#### Records from a collection of figures:
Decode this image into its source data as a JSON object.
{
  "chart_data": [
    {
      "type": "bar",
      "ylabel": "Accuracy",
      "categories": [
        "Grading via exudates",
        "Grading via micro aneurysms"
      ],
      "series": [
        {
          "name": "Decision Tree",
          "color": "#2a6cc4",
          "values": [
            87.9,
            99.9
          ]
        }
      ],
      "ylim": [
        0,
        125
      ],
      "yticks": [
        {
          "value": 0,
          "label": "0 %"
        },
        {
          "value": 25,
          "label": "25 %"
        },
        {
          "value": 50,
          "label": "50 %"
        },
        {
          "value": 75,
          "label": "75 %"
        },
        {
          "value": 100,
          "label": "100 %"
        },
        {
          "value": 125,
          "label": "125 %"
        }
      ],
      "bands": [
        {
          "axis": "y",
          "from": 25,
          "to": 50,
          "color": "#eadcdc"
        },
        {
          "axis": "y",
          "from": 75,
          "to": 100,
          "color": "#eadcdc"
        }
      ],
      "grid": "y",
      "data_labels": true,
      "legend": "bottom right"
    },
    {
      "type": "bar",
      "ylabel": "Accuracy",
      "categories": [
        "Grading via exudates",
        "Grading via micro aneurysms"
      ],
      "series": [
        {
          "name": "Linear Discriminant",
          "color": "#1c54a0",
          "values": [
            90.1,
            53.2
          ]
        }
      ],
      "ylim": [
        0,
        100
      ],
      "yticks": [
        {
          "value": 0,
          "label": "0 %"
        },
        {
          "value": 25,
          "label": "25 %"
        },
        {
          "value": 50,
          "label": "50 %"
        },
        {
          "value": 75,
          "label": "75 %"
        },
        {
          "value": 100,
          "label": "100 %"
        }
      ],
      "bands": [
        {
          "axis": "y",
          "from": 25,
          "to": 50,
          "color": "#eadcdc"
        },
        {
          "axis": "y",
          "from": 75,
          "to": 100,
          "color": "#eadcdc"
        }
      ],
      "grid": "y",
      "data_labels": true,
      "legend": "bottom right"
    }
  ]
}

#### REQUEST:
Would you copy out each line exactly as written?

#### RESPONSE TO THIS EXERCISE:
Decode this image into its source data as a JSON object.
{
  "chart_data": [
    {
      "type": "bar",
      "ylabel": "Accuracy",
      "categories": [
        "Grading via exudates",
        "Grading via micro aneurysms"
      ],
      "series": [
        {
          "name": "Decision Tree",
          "color": "#2a6cc4",
          "values": [
            87.9,
            99.9
          ]
        }
      ],
      "ylim": [
        0,
        125
      ],
      "yticks": [
        {
          "value": 0,
          "label": "0 %"
        },
        {
          "value": 25,
          "label": "25 %"
        },
        {
          "value": 50,
          "label": "50 %"
        },
        {
          "value": 75,
          "label": "75 %"
        },
        {
          "value": 100,
          "label": "100 %"
        },
        {
          "value": 125,
          "label": "125 %"
        }
      ],
      "bands": [
        {
          "axis": "y",
          "from": 25,
          "to": 50,
          "color": "#eadcdc"
        },
        {
          "axis": "y",
          "from": 75,
          "to": 100,
          "color": "#eadcdc"
        }
      ],
      "grid": "y",
      "data_labels": true,
      "legend": "bottom right"
    },
    {
      "type": "bar",
      "ylabel": "Accuracy",
      "categories": [
        "Grading via exudates",
        "Grading via micro aneurysms"
      ],
      "series": [
        {
          "name": "Linear Discriminant",
          "color": "#1c54a0",
          "values": [
            90.1,
            53.2
          ]
        }
      ],
      "ylim": [
        0,
        100
      ],
      "yticks": [
        {
          "value": 0,
          "label": "0 %"
        },
        {
          "value": 25,
          "label": "25 %"
        },
        {
          "value": 50,
          "label": "50 %"
        },
        {
          "value": 75,
          "label": "75 %"
        },
        {
          "value": 100,
          "label": "100 %"
        }
      ],
      "bands": [
        {
          "axis": "y",
          "from": 25,
          "to": 50,
          "color": "#eadcdc"
        },
        {
          "axis": "y",
          "from": 75,
          "to": 100,
          "color": "#eadcdc"
        }
      ],
      "grid": "y",
      "data_labels": true,
      "legend": "bottom right"
    }
  ]
}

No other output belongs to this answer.